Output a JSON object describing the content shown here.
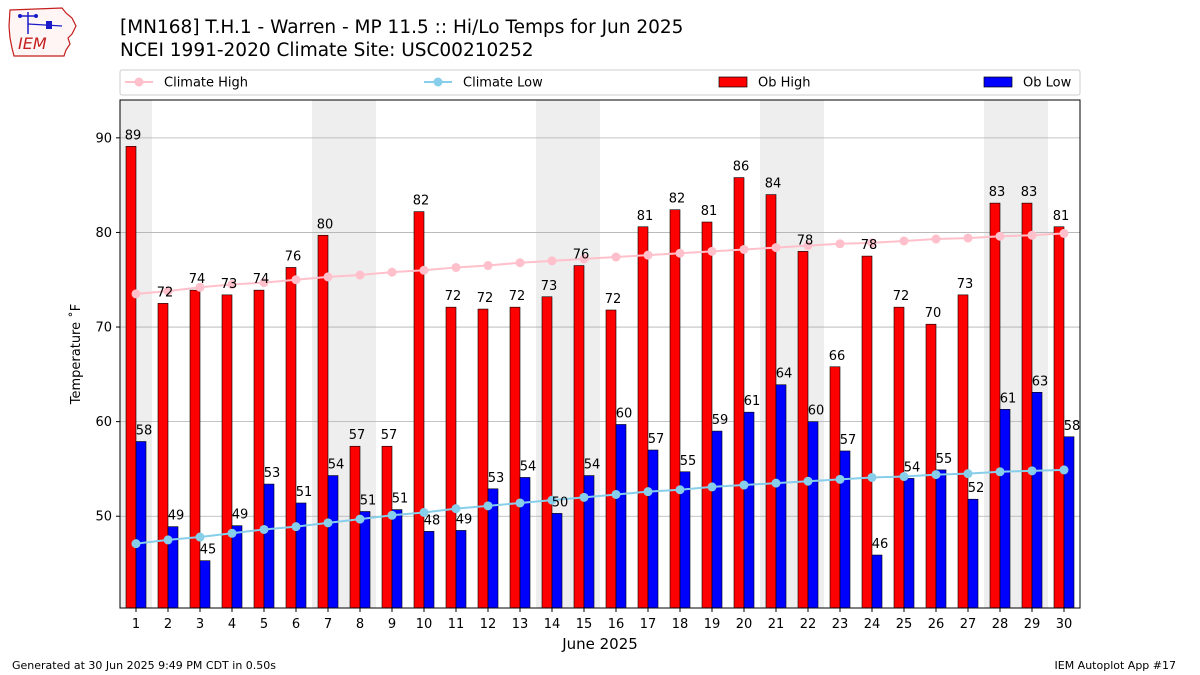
{
  "header": {
    "title_line1": "[MN168] T.H.1 - Warren - MP 11.5  :: Hi/Lo Temps for Jun 2025",
    "title_line2": "NCEI 1991-2020 Climate Site: USC00210252",
    "logo_text": "IEM"
  },
  "footer": {
    "generated": "Generated at 30 Jun 2025 9:49 PM CDT in 0.50s",
    "app": "IEM Autoplot App #17"
  },
  "chart_data": {
    "type": "bar",
    "title": "[MN168] T.H.1 - Warren - MP 11.5  :: Hi/Lo Temps for Jun 2025",
    "subtitle": "NCEI 1991-2020 Climate Site: USC00210252",
    "xlabel": "June 2025",
    "ylabel": "Temperature ˚F",
    "ylim": [
      40.3,
      94
    ],
    "yticks": [
      50,
      60,
      70,
      80,
      90
    ],
    "grid": "horizontal",
    "legend_position": "top",
    "categories": [
      "1",
      "2",
      "3",
      "4",
      "5",
      "6",
      "7",
      "8",
      "9",
      "10",
      "11",
      "12",
      "13",
      "14",
      "15",
      "16",
      "17",
      "18",
      "19",
      "20",
      "21",
      "22",
      "23",
      "24",
      "25",
      "26",
      "27",
      "28",
      "29",
      "30"
    ],
    "weekend_days": [
      1,
      7,
      8,
      14,
      15,
      21,
      22,
      28,
      29
    ],
    "series": [
      {
        "name": "Ob High",
        "kind": "bar",
        "color": "#ff0000",
        "values": [
          89.1,
          72.5,
          73.9,
          73.4,
          73.9,
          76.3,
          79.7,
          57.4,
          57.4,
          82.2,
          72.1,
          71.9,
          72.1,
          73.2,
          76.5,
          71.8,
          80.6,
          82.4,
          81.1,
          85.8,
          84.0,
          78.0,
          65.8,
          77.5,
          72.1,
          70.3,
          73.4,
          83.1,
          83.1,
          80.6
        ],
        "labels": [
          "89",
          "72",
          "74",
          "73",
          "74",
          "76",
          "80",
          "57",
          "57",
          "82",
          "72",
          "72",
          "72",
          "73",
          "76",
          "72",
          "81",
          "82",
          "81",
          "86",
          "84",
          "78",
          "66",
          "78",
          "72",
          "70",
          "73",
          "83",
          "83",
          "81"
        ]
      },
      {
        "name": "Ob Low",
        "kind": "bar",
        "color": "#0000ff",
        "values": [
          57.9,
          48.9,
          45.3,
          49.0,
          53.4,
          51.4,
          54.3,
          50.5,
          50.7,
          48.4,
          48.5,
          52.9,
          54.1,
          50.3,
          54.3,
          59.7,
          57.0,
          54.7,
          59.0,
          61.0,
          63.9,
          60.0,
          56.9,
          45.9,
          54.0,
          54.9,
          51.8,
          61.3,
          63.1,
          58.4
        ],
        "labels": [
          "58",
          "49",
          "45",
          "49",
          "53",
          "51",
          "54",
          "51",
          "51",
          "48",
          "49",
          "53",
          "54",
          "50",
          "54",
          "60",
          "57",
          "55",
          "59",
          "61",
          "64",
          "60",
          "57",
          "46",
          "54",
          "55",
          "52",
          "61",
          "63",
          "58"
        ]
      },
      {
        "name": "Climate High",
        "kind": "line",
        "color": "#ffc0cb",
        "values": [
          73.5,
          73.8,
          74.2,
          74.5,
          74.7,
          75.0,
          75.3,
          75.5,
          75.8,
          76.0,
          76.3,
          76.5,
          76.8,
          77.0,
          77.2,
          77.4,
          77.6,
          77.8,
          78.0,
          78.2,
          78.4,
          78.6,
          78.8,
          78.9,
          79.1,
          79.3,
          79.4,
          79.6,
          79.7,
          79.9
        ]
      },
      {
        "name": "Climate Low",
        "kind": "line",
        "color": "#87ceeb",
        "values": [
          47.1,
          47.5,
          47.8,
          48.2,
          48.6,
          48.9,
          49.3,
          49.7,
          50.1,
          50.4,
          50.8,
          51.1,
          51.4,
          51.7,
          52.0,
          52.3,
          52.6,
          52.8,
          53.1,
          53.3,
          53.5,
          53.7,
          53.9,
          54.1,
          54.2,
          54.4,
          54.5,
          54.7,
          54.8,
          54.9
        ]
      }
    ]
  }
}
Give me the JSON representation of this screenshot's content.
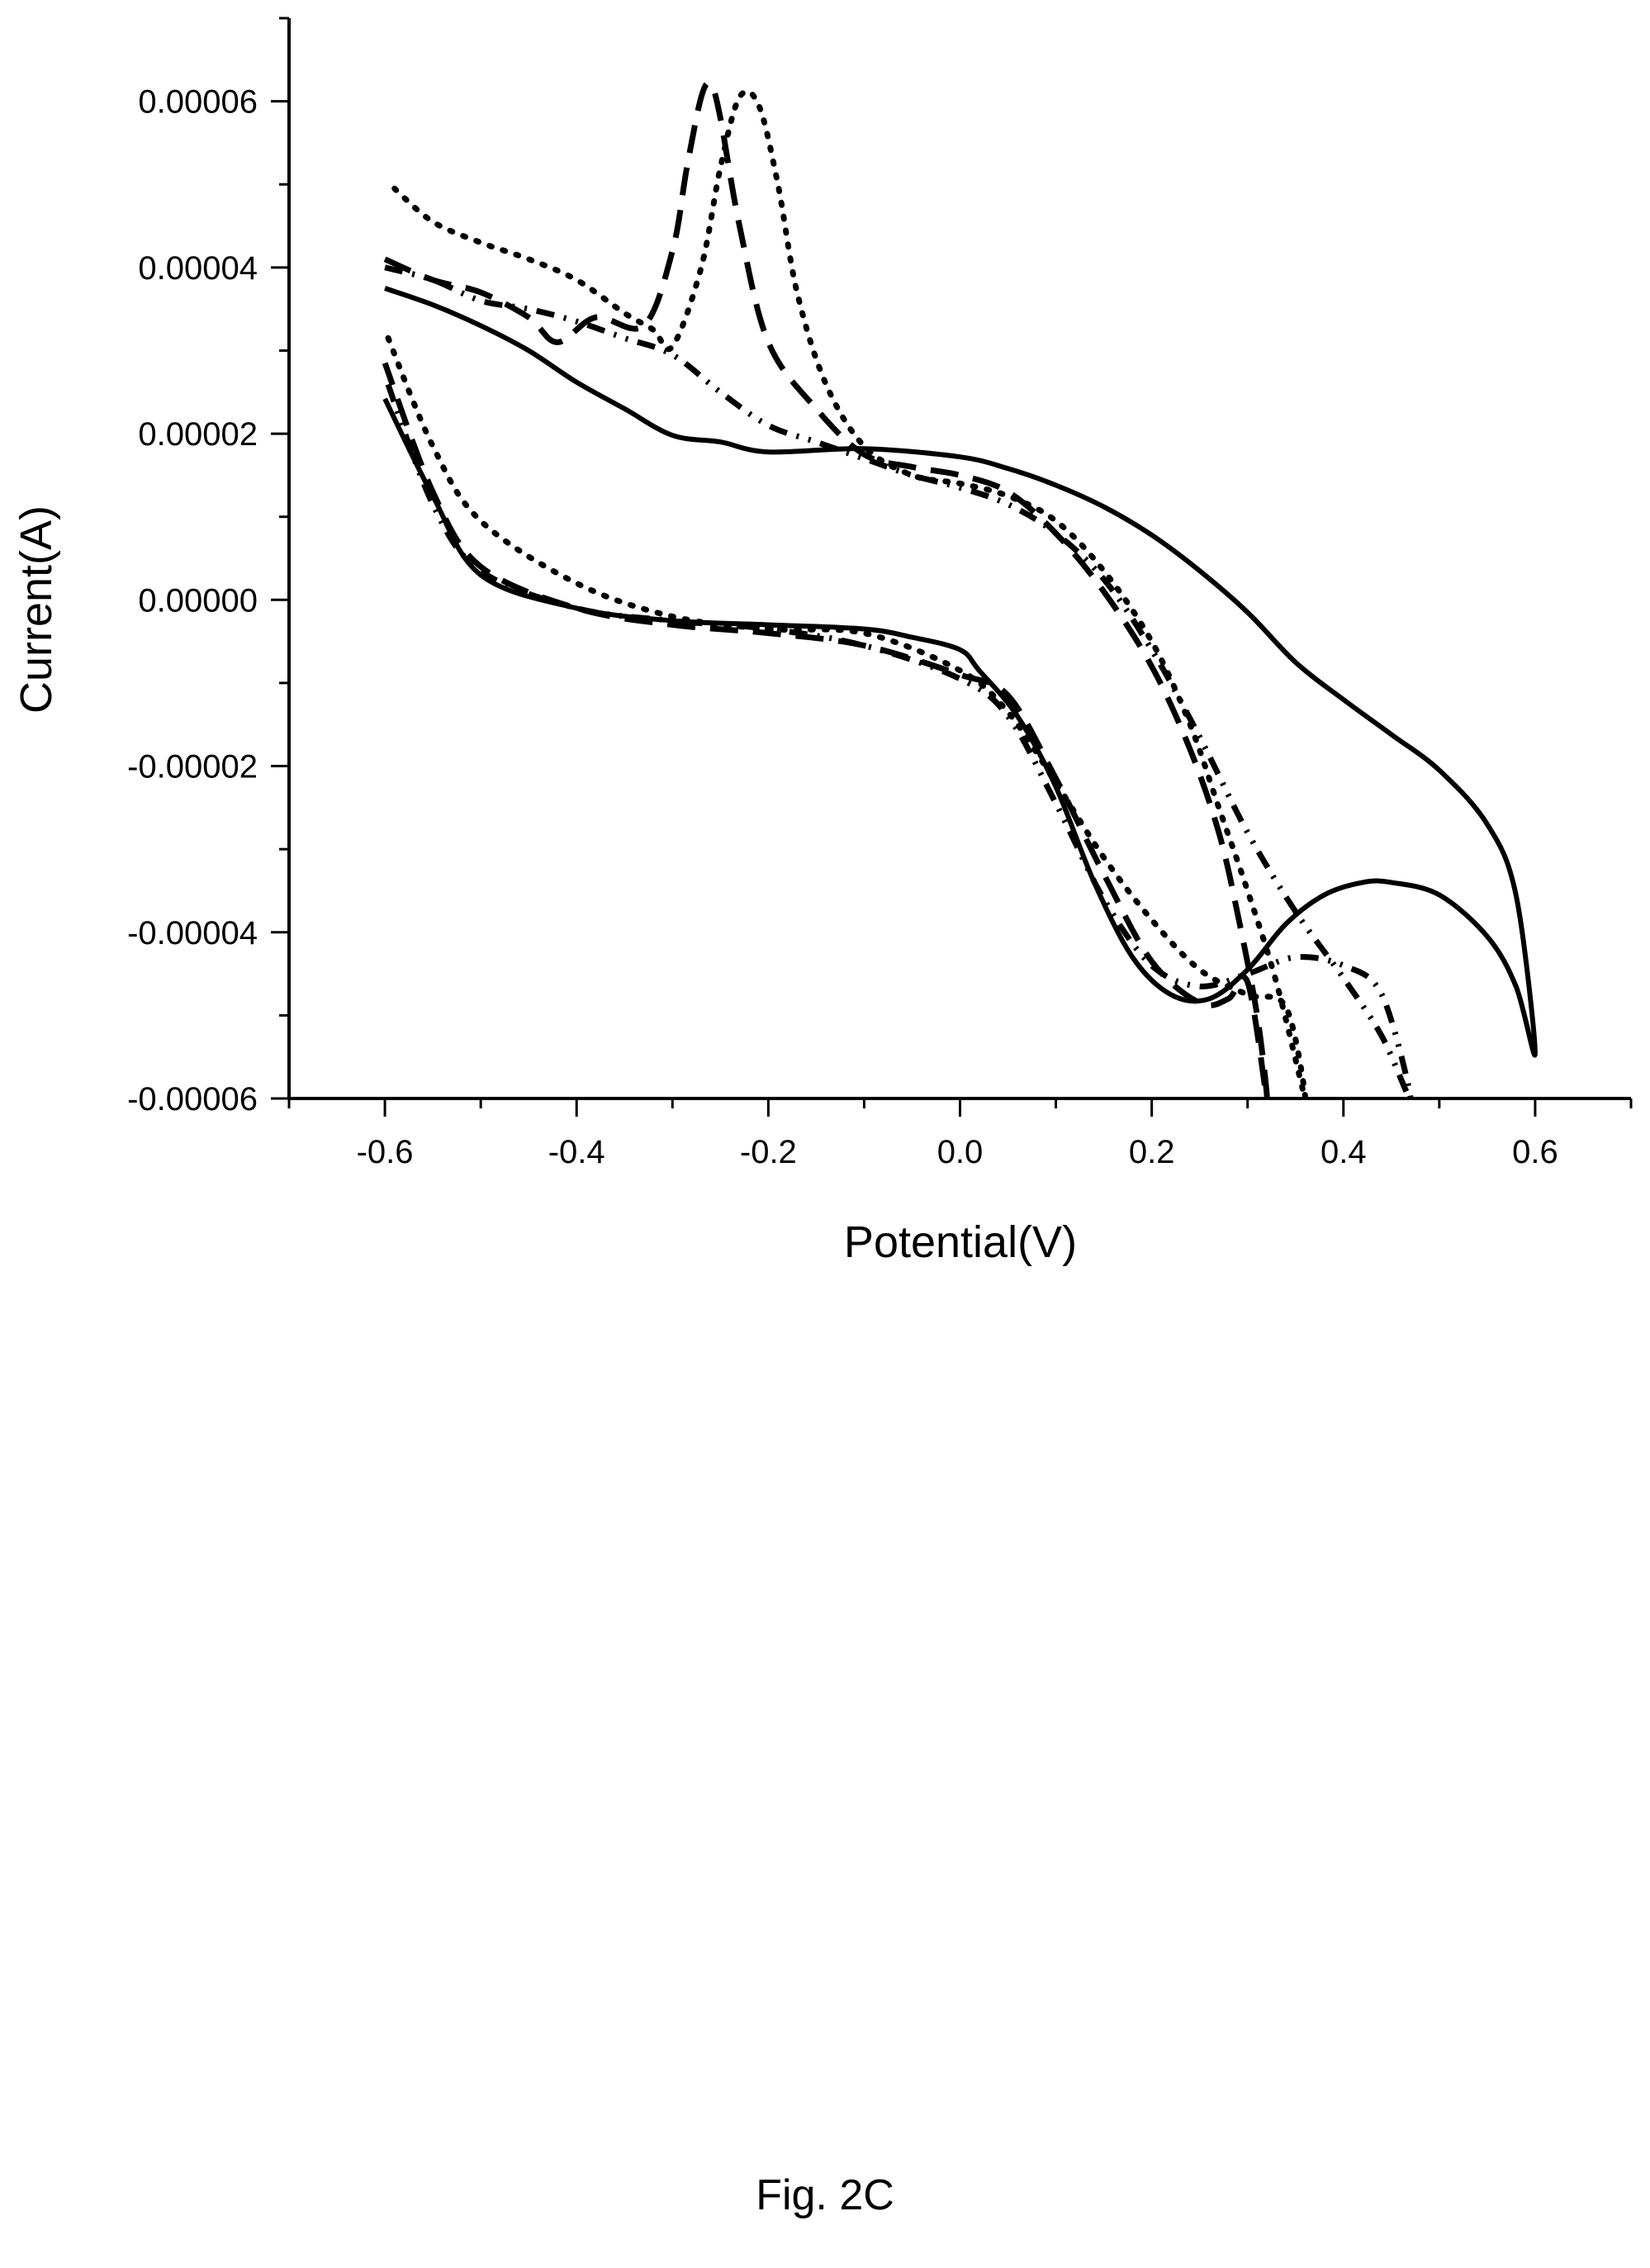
{
  "figure": {
    "caption": "Fig. 2C"
  },
  "chart_data": {
    "type": "line",
    "xlabel": "Potential(V)",
    "ylabel": "Current(A)",
    "xlim": [
      -0.7,
      0.7
    ],
    "ylim": [
      -6e-05,
      7e-05
    ],
    "x_ticks": [
      -0.6,
      -0.4,
      -0.2,
      0.0,
      0.2,
      0.4,
      0.6
    ],
    "x_tick_labels": [
      "-0.6",
      "-0.4",
      "-0.2",
      "0.0",
      "0.2",
      "0.4",
      "0.6"
    ],
    "y_ticks": [
      -6e-05,
      -4e-05,
      -2e-05,
      0.0,
      2e-05,
      4e-05,
      6e-05
    ],
    "y_tick_labels": [
      "-0.00006",
      "-0.00004",
      "-0.00002",
      "0.00000",
      "0.00002",
      "0.00004",
      "0.00006"
    ],
    "grid": false,
    "legend": "none",
    "series": [
      {
        "line_style": "solid",
        "color": "#000000",
        "x": [
          -0.6,
          -0.55,
          -0.5,
          -0.45,
          -0.4,
          -0.35,
          -0.3,
          -0.25,
          -0.2,
          -0.1,
          0.0,
          0.05,
          0.1,
          0.15,
          0.2,
          0.25,
          0.3,
          0.35,
          0.4,
          0.45,
          0.5,
          0.55,
          0.58,
          0.6,
          0.58,
          0.55,
          0.5,
          0.45,
          0.42,
          0.38,
          0.34,
          0.3,
          0.26,
          0.22,
          0.18,
          0.14,
          0.1,
          0.06,
          0.02,
          0.0,
          -0.05,
          -0.1,
          -0.2,
          -0.3,
          -0.4,
          -0.5,
          -0.55,
          -0.6
        ],
        "y": [
          3.75e-05,
          3.55e-05,
          3.3e-05,
          3e-05,
          2.62e-05,
          2.3e-05,
          1.98e-05,
          1.9e-05,
          1.78e-05,
          1.82e-05,
          1.72e-05,
          1.58e-05,
          1.38e-05,
          1.12e-05,
          7.8e-06,
          3.5e-06,
          -1.5e-06,
          -7.5e-06,
          -1.2e-05,
          -1.62e-05,
          -2.05e-05,
          -2.7e-05,
          -3.55e-05,
          -5.45e-05,
          -4.65e-05,
          -4.05e-05,
          -3.55e-05,
          -3.4e-05,
          -3.4e-05,
          -3.55e-05,
          -3.9e-05,
          -4.45e-05,
          -4.8e-05,
          -4.75e-05,
          -4.3e-05,
          -3.4e-05,
          -2.25e-05,
          -1.4e-05,
          -8.5e-06,
          -6e-06,
          -4.5e-06,
          -3.5e-06,
          -3e-06,
          -2.5e-06,
          -1e-06,
          3e-06,
          1.25e-05,
          2.42e-05
        ]
      },
      {
        "line_style": "dash",
        "color": "#000000",
        "x": [
          -0.6,
          -0.55,
          -0.5,
          -0.45,
          -0.42,
          -0.38,
          -0.33,
          -0.3,
          -0.285,
          -0.27,
          -0.26,
          -0.25,
          -0.23,
          -0.2,
          -0.15,
          -0.1,
          -0.05,
          0.0,
          0.05,
          0.1,
          0.15,
          0.2,
          0.24,
          0.27,
          0.29,
          0.31,
          0.32,
          0.3,
          0.28,
          0.25,
          0.2,
          0.15,
          0.1,
          0.05,
          0.0,
          -0.1,
          -0.2,
          -0.3,
          -0.4,
          -0.5,
          -0.55,
          -0.6
        ],
        "y": [
          4.1e-05,
          3.85e-05,
          3.7e-05,
          3.4e-05,
          3.1e-05,
          3.4e-05,
          3.3e-05,
          4.2e-05,
          5.2e-05,
          6.05e-05,
          6.2e-05,
          5.8e-05,
          4.5e-05,
          3.1e-05,
          2.3e-05,
          1.75e-05,
          1.6e-05,
          1.5e-05,
          1.3e-05,
          8e-06,
          1e-06,
          -8e-06,
          -1.8e-05,
          -2.8e-05,
          -3.8e-05,
          -5e-05,
          -6e-05,
          -4.6e-05,
          -4.8e-05,
          -4.85e-05,
          -4.35e-05,
          -3.3e-05,
          -2.15e-05,
          -1.15e-05,
          -9e-06,
          -5.5e-06,
          -4e-06,
          -3e-06,
          -1e-06,
          4e-06,
          1.3e-05,
          2.85e-05
        ]
      },
      {
        "line_style": "dot",
        "color": "#000000",
        "x": [
          -0.59,
          -0.55,
          -0.5,
          -0.45,
          -0.4,
          -0.35,
          -0.32,
          -0.3,
          -0.27,
          -0.25,
          -0.23,
          -0.21,
          -0.19,
          -0.17,
          -0.14,
          -0.1,
          -0.05,
          0.0,
          0.05,
          0.1,
          0.15,
          0.2,
          0.24,
          0.27,
          0.3,
          0.33,
          0.36,
          0.34,
          0.3,
          0.25,
          0.2,
          0.15,
          0.1,
          0.05,
          0.0,
          -0.1,
          -0.2,
          -0.3,
          -0.4,
          -0.5,
          -0.55,
          -0.6
        ],
        "y": [
          4.95e-05,
          4.55e-05,
          4.3e-05,
          4.1e-05,
          3.85e-05,
          3.45e-05,
          3.25e-05,
          3.05e-05,
          4e-05,
          5.2e-05,
          6.05e-05,
          5.95e-05,
          5e-05,
          3.7e-05,
          2.6e-05,
          1.85e-05,
          1.5e-05,
          1.4e-05,
          1.25e-05,
          9.5e-06,
          3.5e-06,
          -5e-06,
          -1.5e-05,
          -2.5e-05,
          -3.5e-05,
          -4.6e-05,
          -6e-05,
          -4.9e-05,
          -4.75e-05,
          -4.45e-05,
          -3.85e-05,
          -3.1e-05,
          -2.2e-05,
          -1.35e-05,
          -8.5e-06,
          -4e-06,
          -3.5e-06,
          -2e-06,
          2e-06,
          9.5e-06,
          1.85e-05,
          3.25e-05
        ]
      },
      {
        "line_style": "dash-dot-dot",
        "color": "#000000",
        "x": [
          -0.6,
          -0.55,
          -0.5,
          -0.45,
          -0.4,
          -0.35,
          -0.3,
          -0.25,
          -0.2,
          -0.15,
          -0.1,
          -0.05,
          0.0,
          0.05,
          0.1,
          0.15,
          0.2,
          0.25,
          0.3,
          0.35,
          0.4,
          0.44,
          0.47,
          0.44,
          0.4,
          0.35,
          0.3,
          0.25,
          0.2,
          0.15,
          0.1,
          0.05,
          0.0,
          -0.1,
          -0.2,
          -0.3,
          -0.4,
          -0.5,
          -0.55,
          -0.6
        ],
        "y": [
          4e-05,
          3.85e-05,
          3.6e-05,
          3.5e-05,
          3.35e-05,
          3.15e-05,
          2.95e-05,
          2.5e-05,
          2.1e-05,
          1.9e-05,
          1.7e-05,
          1.5e-05,
          1.35e-05,
          1.15e-05,
          8e-06,
          2.5e-06,
          -6e-06,
          -1.65e-05,
          -2.8e-05,
          -3.75e-05,
          -4.55e-05,
          -5.25e-05,
          -6e-05,
          -4.75e-05,
          -4.4e-05,
          -4.3e-05,
          -4.5e-05,
          -4.65e-05,
          -4.4e-05,
          -3.6e-05,
          -2.45e-05,
          -1.4e-05,
          -9.5e-06,
          -5.5e-06,
          -3.5e-06,
          -2.5e-06,
          -1e-06,
          3.5e-06,
          1.15e-05,
          2.7e-05
        ]
      }
    ]
  }
}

::::

> Stated exercise
Look over the material above and show each line where "NCEI" appears.

> Final answer
    "title_line2": "NCEI 1991-2020 Climate Site: USC00210252",
    "subtitle": "NCEI 1991-2020 Climate Site: USC00210252",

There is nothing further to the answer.